• _Instructions to follow_: Exactly repeat the material, dropping every picture from the copy.

---

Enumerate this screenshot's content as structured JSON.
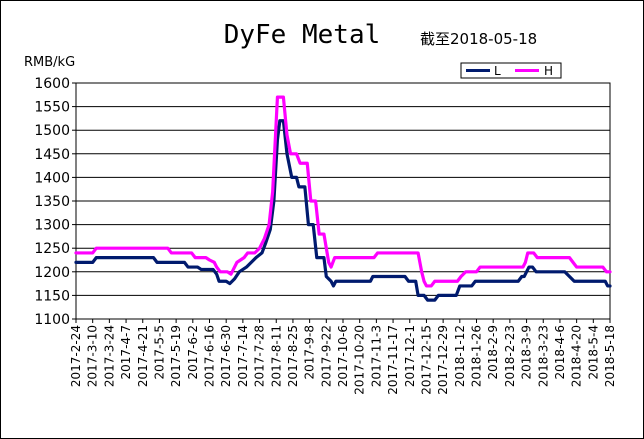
{
  "chart_data": {
    "type": "line",
    "title": "DyFe Metal",
    "subtitle": "截至2018-05-18",
    "ylabel": "RMB/kG",
    "ylim": [
      1100,
      1600
    ],
    "yticks": [
      1100,
      1150,
      1200,
      1250,
      1300,
      1350,
      1400,
      1450,
      1500,
      1550,
      1600
    ],
    "xlim": [
      "2017-02-24",
      "2018-05-18"
    ],
    "x_tick_labels": [
      "2017-2-24",
      "2017-3-10",
      "2017-3-24",
      "2017-4-7",
      "2017-4-21",
      "2017-5-5",
      "2017-5-19",
      "2017-6-2",
      "2017-6-16",
      "2017-6-30",
      "2017-7-14",
      "2017-7-28",
      "2017-8-11",
      "2017-8-25",
      "2017-9-8",
      "2017-9-22",
      "2017-10-6",
      "2017-10-20",
      "2017-11-3",
      "2017-11-17",
      "2017-12-1",
      "2017-12-15",
      "2017-12-29",
      "2018-1-12",
      "2018-1-26",
      "2018-2-9",
      "2018-2-23",
      "2018-3-9",
      "2018-3-23",
      "2018-4-6",
      "2018-4-20",
      "2018-5-4",
      "2018-5-18"
    ],
    "grid": true,
    "legend_position": "top-right",
    "series": [
      {
        "name": "L",
        "color": "#001a6e",
        "points": [
          [
            "2017-02-24",
            1220
          ],
          [
            "2017-03-10",
            1220
          ],
          [
            "2017-03-13",
            1230
          ],
          [
            "2017-04-30",
            1230
          ],
          [
            "2017-05-03",
            1220
          ],
          [
            "2017-05-26",
            1220
          ],
          [
            "2017-05-29",
            1210
          ],
          [
            "2017-06-06",
            1210
          ],
          [
            "2017-06-09",
            1205
          ],
          [
            "2017-06-19",
            1205
          ],
          [
            "2017-06-22",
            1195
          ],
          [
            "2017-06-24",
            1180
          ],
          [
            "2017-06-30",
            1180
          ],
          [
            "2017-07-03",
            1175
          ],
          [
            "2017-07-07",
            1185
          ],
          [
            "2017-07-11",
            1200
          ],
          [
            "2017-07-17",
            1210
          ],
          [
            "2017-07-21",
            1220
          ],
          [
            "2017-07-25",
            1230
          ],
          [
            "2017-07-30",
            1240
          ],
          [
            "2017-08-02",
            1260
          ],
          [
            "2017-08-06",
            1290
          ],
          [
            "2017-08-09",
            1350
          ],
          [
            "2017-08-12",
            1480
          ],
          [
            "2017-08-14",
            1520
          ],
          [
            "2017-08-17",
            1520
          ],
          [
            "2017-08-20",
            1450
          ],
          [
            "2017-08-24",
            1400
          ],
          [
            "2017-08-28",
            1400
          ],
          [
            "2017-08-30",
            1380
          ],
          [
            "2017-09-04",
            1380
          ],
          [
            "2017-09-07",
            1300
          ],
          [
            "2017-09-11",
            1300
          ],
          [
            "2017-09-14",
            1230
          ],
          [
            "2017-09-20",
            1230
          ],
          [
            "2017-09-22",
            1190
          ],
          [
            "2017-09-26",
            1180
          ],
          [
            "2017-09-28",
            1170
          ],
          [
            "2017-09-30",
            1180
          ],
          [
            "2017-10-29",
            1180
          ],
          [
            "2017-10-31",
            1190
          ],
          [
            "2017-11-27",
            1190
          ],
          [
            "2017-11-30",
            1180
          ],
          [
            "2017-12-06",
            1180
          ],
          [
            "2017-12-08",
            1150
          ],
          [
            "2017-12-13",
            1150
          ],
          [
            "2017-12-16",
            1140
          ],
          [
            "2017-12-22",
            1140
          ],
          [
            "2017-12-25",
            1150
          ],
          [
            "2018-01-09",
            1150
          ],
          [
            "2018-01-12",
            1170
          ],
          [
            "2018-01-22",
            1170
          ],
          [
            "2018-01-25",
            1180
          ],
          [
            "2018-03-02",
            1180
          ],
          [
            "2018-03-05",
            1190
          ],
          [
            "2018-03-07",
            1190
          ],
          [
            "2018-03-09",
            1200
          ],
          [
            "2018-03-11",
            1210
          ],
          [
            "2018-03-14",
            1210
          ],
          [
            "2018-03-17",
            1200
          ],
          [
            "2018-04-10",
            1200
          ],
          [
            "2018-04-14",
            1190
          ],
          [
            "2018-04-18",
            1180
          ],
          [
            "2018-05-14",
            1180
          ],
          [
            "2018-05-16",
            1170
          ],
          [
            "2018-05-18",
            1170
          ]
        ]
      },
      {
        "name": "H",
        "color": "#ff00ff",
        "points": [
          [
            "2017-02-24",
            1240
          ],
          [
            "2017-03-10",
            1240
          ],
          [
            "2017-03-13",
            1250
          ],
          [
            "2017-05-12",
            1250
          ],
          [
            "2017-05-15",
            1240
          ],
          [
            "2017-06-01",
            1240
          ],
          [
            "2017-06-04",
            1230
          ],
          [
            "2017-06-13",
            1230
          ],
          [
            "2017-06-16",
            1225
          ],
          [
            "2017-06-20",
            1220
          ],
          [
            "2017-06-22",
            1210
          ],
          [
            "2017-06-25",
            1200
          ],
          [
            "2017-07-01",
            1200
          ],
          [
            "2017-07-04",
            1195
          ],
          [
            "2017-07-09",
            1220
          ],
          [
            "2017-07-15",
            1230
          ],
          [
            "2017-07-18",
            1240
          ],
          [
            "2017-07-24",
            1240
          ],
          [
            "2017-07-28",
            1250
          ],
          [
            "2017-08-01",
            1270
          ],
          [
            "2017-08-05",
            1300
          ],
          [
            "2017-08-08",
            1370
          ],
          [
            "2017-08-12",
            1570
          ],
          [
            "2017-08-17",
            1570
          ],
          [
            "2017-08-20",
            1490
          ],
          [
            "2017-08-23",
            1450
          ],
          [
            "2017-08-28",
            1450
          ],
          [
            "2017-08-31",
            1430
          ],
          [
            "2017-09-06",
            1430
          ],
          [
            "2017-09-09",
            1350
          ],
          [
            "2017-09-13",
            1350
          ],
          [
            "2017-09-16",
            1280
          ],
          [
            "2017-09-20",
            1280
          ],
          [
            "2017-09-22",
            1250
          ],
          [
            "2017-09-24",
            1220
          ],
          [
            "2017-09-26",
            1210
          ],
          [
            "2017-09-29",
            1230
          ],
          [
            "2017-11-01",
            1230
          ],
          [
            "2017-11-04",
            1240
          ],
          [
            "2017-12-08",
            1240
          ],
          [
            "2017-12-11",
            1200
          ],
          [
            "2017-12-13",
            1180
          ],
          [
            "2017-12-15",
            1170
          ],
          [
            "2017-12-19",
            1170
          ],
          [
            "2017-12-22",
            1180
          ],
          [
            "2018-01-10",
            1180
          ],
          [
            "2018-01-13",
            1190
          ],
          [
            "2018-01-17",
            1200
          ],
          [
            "2018-01-26",
            1200
          ],
          [
            "2018-01-29",
            1210
          ],
          [
            "2018-03-06",
            1210
          ],
          [
            "2018-03-08",
            1220
          ],
          [
            "2018-03-10",
            1240
          ],
          [
            "2018-03-15",
            1240
          ],
          [
            "2018-03-18",
            1230
          ],
          [
            "2018-04-14",
            1230
          ],
          [
            "2018-04-17",
            1220
          ],
          [
            "2018-04-20",
            1210
          ],
          [
            "2018-05-12",
            1210
          ],
          [
            "2018-05-15",
            1200
          ],
          [
            "2018-05-18",
            1200
          ]
        ]
      }
    ]
  }
}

---

• _Reply to the exercise_:
Enumerate this screenshot's content as structured JSON.
{
  "chart_data": {
    "type": "line",
    "title": "DyFe Metal",
    "subtitle": "截至2018-05-18",
    "ylabel": "RMB/kG",
    "ylim": [
      1100,
      1600
    ],
    "yticks": [
      1100,
      1150,
      1200,
      1250,
      1300,
      1350,
      1400,
      1450,
      1500,
      1550,
      1600
    ],
    "xlim": [
      "2017-02-24",
      "2018-05-18"
    ],
    "x_tick_labels": [
      "2017-2-24",
      "2017-3-10",
      "2017-3-24",
      "2017-4-7",
      "2017-4-21",
      "2017-5-5",
      "2017-5-19",
      "2017-6-2",
      "2017-6-16",
      "2017-6-30",
      "2017-7-14",
      "2017-7-28",
      "2017-8-11",
      "2017-8-25",
      "2017-9-8",
      "2017-9-22",
      "2017-10-6",
      "2017-10-20",
      "2017-11-3",
      "2017-11-17",
      "2017-12-1",
      "2017-12-15",
      "2017-12-29",
      "2018-1-12",
      "2018-1-26",
      "2018-2-9",
      "2018-2-23",
      "2018-3-9",
      "2018-3-23",
      "2018-4-6",
      "2018-4-20",
      "2018-5-4",
      "2018-5-18"
    ],
    "grid": true,
    "legend_position": "top-right",
    "series": [
      {
        "name": "L",
        "color": "#001a6e",
        "points": [
          [
            "2017-02-24",
            1220
          ],
          [
            "2017-03-10",
            1220
          ],
          [
            "2017-03-13",
            1230
          ],
          [
            "2017-04-30",
            1230
          ],
          [
            "2017-05-03",
            1220
          ],
          [
            "2017-05-26",
            1220
          ],
          [
            "2017-05-29",
            1210
          ],
          [
            "2017-06-06",
            1210
          ],
          [
            "2017-06-09",
            1205
          ],
          [
            "2017-06-19",
            1205
          ],
          [
            "2017-06-22",
            1195
          ],
          [
            "2017-06-24",
            1180
          ],
          [
            "2017-06-30",
            1180
          ],
          [
            "2017-07-03",
            1175
          ],
          [
            "2017-07-07",
            1185
          ],
          [
            "2017-07-11",
            1200
          ],
          [
            "2017-07-17",
            1210
          ],
          [
            "2017-07-21",
            1220
          ],
          [
            "2017-07-25",
            1230
          ],
          [
            "2017-07-30",
            1240
          ],
          [
            "2017-08-02",
            1260
          ],
          [
            "2017-08-06",
            1290
          ],
          [
            "2017-08-09",
            1350
          ],
          [
            "2017-08-12",
            1480
          ],
          [
            "2017-08-14",
            1520
          ],
          [
            "2017-08-17",
            1520
          ],
          [
            "2017-08-20",
            1450
          ],
          [
            "2017-08-24",
            1400
          ],
          [
            "2017-08-28",
            1400
          ],
          [
            "2017-08-30",
            1380
          ],
          [
            "2017-09-04",
            1380
          ],
          [
            "2017-09-07",
            1300
          ],
          [
            "2017-09-11",
            1300
          ],
          [
            "2017-09-14",
            1230
          ],
          [
            "2017-09-20",
            1230
          ],
          [
            "2017-09-22",
            1190
          ],
          [
            "2017-09-26",
            1180
          ],
          [
            "2017-09-28",
            1170
          ],
          [
            "2017-09-30",
            1180
          ],
          [
            "2017-10-29",
            1180
          ],
          [
            "2017-10-31",
            1190
          ],
          [
            "2017-11-27",
            1190
          ],
          [
            "2017-11-30",
            1180
          ],
          [
            "2017-12-06",
            1180
          ],
          [
            "2017-12-08",
            1150
          ],
          [
            "2017-12-13",
            1150
          ],
          [
            "2017-12-16",
            1140
          ],
          [
            "2017-12-22",
            1140
          ],
          [
            "2017-12-25",
            1150
          ],
          [
            "2018-01-09",
            1150
          ],
          [
            "2018-01-12",
            1170
          ],
          [
            "2018-01-22",
            1170
          ],
          [
            "2018-01-25",
            1180
          ],
          [
            "2018-03-02",
            1180
          ],
          [
            "2018-03-05",
            1190
          ],
          [
            "2018-03-07",
            1190
          ],
          [
            "2018-03-09",
            1200
          ],
          [
            "2018-03-11",
            1210
          ],
          [
            "2018-03-14",
            1210
          ],
          [
            "2018-03-17",
            1200
          ],
          [
            "2018-04-10",
            1200
          ],
          [
            "2018-04-14",
            1190
          ],
          [
            "2018-04-18",
            1180
          ],
          [
            "2018-05-14",
            1180
          ],
          [
            "2018-05-16",
            1170
          ],
          [
            "2018-05-18",
            1170
          ]
        ]
      },
      {
        "name": "H",
        "color": "#ff00ff",
        "points": [
          [
            "2017-02-24",
            1240
          ],
          [
            "2017-03-10",
            1240
          ],
          [
            "2017-03-13",
            1250
          ],
          [
            "2017-05-12",
            1250
          ],
          [
            "2017-05-15",
            1240
          ],
          [
            "2017-06-01",
            1240
          ],
          [
            "2017-06-04",
            1230
          ],
          [
            "2017-06-13",
            1230
          ],
          [
            "2017-06-16",
            1225
          ],
          [
            "2017-06-20",
            1220
          ],
          [
            "2017-06-22",
            1210
          ],
          [
            "2017-06-25",
            1200
          ],
          [
            "2017-07-01",
            1200
          ],
          [
            "2017-07-04",
            1195
          ],
          [
            "2017-07-09",
            1220
          ],
          [
            "2017-07-15",
            1230
          ],
          [
            "2017-07-18",
            1240
          ],
          [
            "2017-07-24",
            1240
          ],
          [
            "2017-07-28",
            1250
          ],
          [
            "2017-08-01",
            1270
          ],
          [
            "2017-08-05",
            1300
          ],
          [
            "2017-08-08",
            1370
          ],
          [
            "2017-08-12",
            1570
          ],
          [
            "2017-08-17",
            1570
          ],
          [
            "2017-08-20",
            1490
          ],
          [
            "2017-08-23",
            1450
          ],
          [
            "2017-08-28",
            1450
          ],
          [
            "2017-08-31",
            1430
          ],
          [
            "2017-09-06",
            1430
          ],
          [
            "2017-09-09",
            1350
          ],
          [
            "2017-09-13",
            1350
          ],
          [
            "2017-09-16",
            1280
          ],
          [
            "2017-09-20",
            1280
          ],
          [
            "2017-09-22",
            1250
          ],
          [
            "2017-09-24",
            1220
          ],
          [
            "2017-09-26",
            1210
          ],
          [
            "2017-09-29",
            1230
          ],
          [
            "2017-11-01",
            1230
          ],
          [
            "2017-11-04",
            1240
          ],
          [
            "2017-12-08",
            1240
          ],
          [
            "2017-12-11",
            1200
          ],
          [
            "2017-12-13",
            1180
          ],
          [
            "2017-12-15",
            1170
          ],
          [
            "2017-12-19",
            1170
          ],
          [
            "2017-12-22",
            1180
          ],
          [
            "2018-01-10",
            1180
          ],
          [
            "2018-01-13",
            1190
          ],
          [
            "2018-01-17",
            1200
          ],
          [
            "2018-01-26",
            1200
          ],
          [
            "2018-01-29",
            1210
          ],
          [
            "2018-03-06",
            1210
          ],
          [
            "2018-03-08",
            1220
          ],
          [
            "2018-03-10",
            1240
          ],
          [
            "2018-03-15",
            1240
          ],
          [
            "2018-03-18",
            1230
          ],
          [
            "2018-04-14",
            1230
          ],
          [
            "2018-04-17",
            1220
          ],
          [
            "2018-04-20",
            1210
          ],
          [
            "2018-05-12",
            1210
          ],
          [
            "2018-05-15",
            1200
          ],
          [
            "2018-05-18",
            1200
          ]
        ]
      }
    ]
  }
}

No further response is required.